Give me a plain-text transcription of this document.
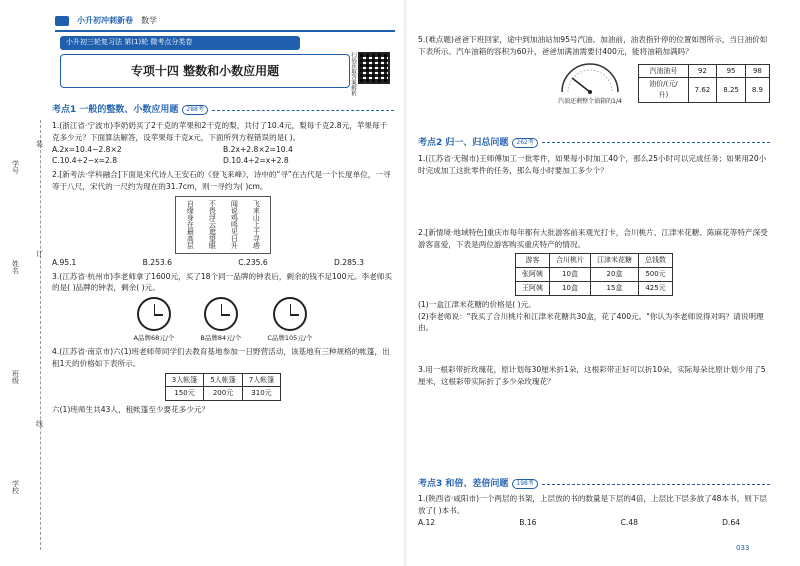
学号
姓名
班级
学校
装
订
线
小升初冲刺新卷 数学
小升初三轮复习法 第(1)轮 微考点分类卷
专项十四 整数和小数应用题	扫码获取答案解析
考点1 一般的整数、小数应用题	288考
1.(浙江省·宁波市)李奶奶买了2千克的苹果和2千克的梨，共付了10.4元，梨每千克2.8元，苹果每千克多少元？下面算法解答，设苹果每千克x元，下面所列方程错误的是( )。
A.2x=10.4−2.8×2	B.2x+2.8×2=10.4
C.10.4÷2−x=2.8	D.10.4÷2=x+2.8
2.[新考法·学科融合]下面是宋代诗人王安石的《登飞来峰》，诗中的“寻”在古代是一个长度单位，一寻等于八尺，宋代的一尺约为现在的31.7cm，则一寻约为( )cm。
飞来山上千寻塔
闻说鸡鸣见日升
不畏浮云遮望眼
自缘身在最高层
A.95.1	B.253.6	C.235.6	D.285.3
3.(江苏省·杭州市)李老师拿了1600元，买了18个同一品牌的钟表后，剩余的钱不足100元。李老师买的是( )品牌的钟表，剩余( )元。
A品牌68元/个	B品牌84元/个	C品牌105元/个
4.(江苏省·南京市)六(1)班老师带同学们去教育基地参加一日野营活动，该基地有三种规格的帐篷，出租1天的价格如下表所示。
3人帐篷	5人帐篷	7人帐篷
150元	200元	310元
六(1)班师生共43人，租帐篷至少要花多少元？
5.(难点题)爸爸下班回家，途中到加油站加95号汽油。加油前，油表指针停的位置如图所示，当日油价如下表所示。汽车油箱的容积为60升，爸爸加满油需要付400元，能将油箱加满吗？
汽油还剩整个油箱的1/4
汽油油号	92	95	98
油价/(元/升)	7.62	8.25	8.9
考点2 归一、归总问题	262考
1.(江苏省·无锡市)王师傅加工一批零件，如果每小时加工40个，那么25小时可以完成任务；如果用20小时完成加工这批零件的任务，那么每小时要加工多少个？
2.[新情境·地域特色]重庆市每年都有大批游客前来观光打卡，合川桃片、江津米花糖、陈麻花等特产深受游客喜爱，下表是两位游客购买重庆特产的情况。
游客	合川桃片	江津米花糖	总钱数
张阿姨	10盒	20盒	500元
王阿姨	10盒	15盒	425元
(1)一盒江津米花糖的价格是( )元。
(2)李老师说："我买了合川桃片和江津米花糖共30盒，花了400元。"你认为李老师说得对吗？请说明理由。
3.用一根彩带折玫瑰花，原计划每30厘米折1朵，这根彩带正好可以折10朵，实际每朵比原计划少用了5厘米，这根彩带实际折了多少朵玫瑰花？
考点3 和倍、差倍问题	198考
1.(陕西省·咸阳市)一个两层的书架，上层放的书的数量是下层的4倍，上层比下层多放了48本书，则下层放了( )本书。
A.12	B.16	C.48	D.64
033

□ □ □ □ □

> _Instructions for the task_
Output each line exactly; omit every picture.

> _Result_
Give me a plain-text transcription of this document.
学号
姓名
班级
学校
装
订
线
小升初冲刺新卷 数学
小升初三轮复习法 第(1)轮 微考点分类卷
专项十四 整数和小数应用题	扫码获取答案解析
考点1 一般的整数、小数应用题	288考
1.(浙江省·宁波市)李奶奶买了2千克的苹果和2千克的梨，共付了10.4元，梨每千克2.8元，苹果每千克多少元？下面算法解答，设苹果每千克x元，下面所列方程错误的是( )。
A.2x=10.4−2.8×2	B.2x+2.8×2=10.4
C.10.4÷2−x=2.8	D.10.4÷2=x+2.8
2.[新考法·学科融合]下面是宋代诗人王安石的《登飞来峰》，诗中的“寻”在古代是一个长度单位，一寻等于八尺，宋代的一尺约为现在的31.7cm，则一寻约为( )cm。
飞来山上千寻塔
闻说鸡鸣见日升
不畏浮云遮望眼
自缘身在最高层
A.95.1	B.253.6	C.235.6	D.285.3
3.(江苏省·杭州市)李老师拿了1600元，买了18个同一品牌的钟表后，剩余的钱不足100元。李老师买的是( )品牌的钟表，剩余( )元。
A品牌68元/个	B品牌84元/个	C品牌105元/个
4.(江苏省·南京市)六(1)班老师带同学们去教育基地参加一日野营活动，该基地有三种规格的帐篷，出租1天的价格如下表所示。
3人帐篷	5人帐篷	7人帐篷
150元	200元	310元
六(1)班师生共43人，租帐篷至少要花多少元？
5.(难点题)爸爸下班回家，途中到加油站加95号汽油。加油前，油表指针停的位置如图所示，当日油价如下表所示。汽车油箱的容积为60升，爸爸加满油需要付400元，能将油箱加满吗？
汽油还剩整个油箱的1/4
汽油油号	92	95	98
油价/(元/升)	7.62	8.25	8.9
考点2 归一、归总问题	262考
1.(江苏省·无锡市)王师傅加工一批零件，如果每小时加工40个，那么25小时可以完成任务；如果用20小时完成加工这批零件的任务，那么每小时要加工多少个？
2.[新情境·地域特色]重庆市每年都有大批游客前来观光打卡，合川桃片、江津米花糖、陈麻花等特产深受游客喜爱，下表是两位游客购买重庆特产的情况。
游客	合川桃片	江津米花糖	总钱数
张阿姨	10盒	20盒	500元
王阿姨	10盒	15盒	425元
(1)一盒江津米花糖的价格是( )元。
(2)李老师说："我买了合川桃片和江津米花糖共30盒，花了400元。"你认为李老师说得对吗？请说明理由。
3.用一根彩带折玫瑰花，原计划每30厘米折1朵，这根彩带正好可以折10朵，实际每朵比原计划少用了5厘米，这根彩带实际折了多少朵玫瑰花？
考点3 和倍、差倍问题	198考
1.(陕西省·咸阳市)一个两层的书架，上层放的书的数量是下层的4倍，上层比下层多放了48本书，则下层放了( )本书。
A.12	B.16	C.48	D.64
033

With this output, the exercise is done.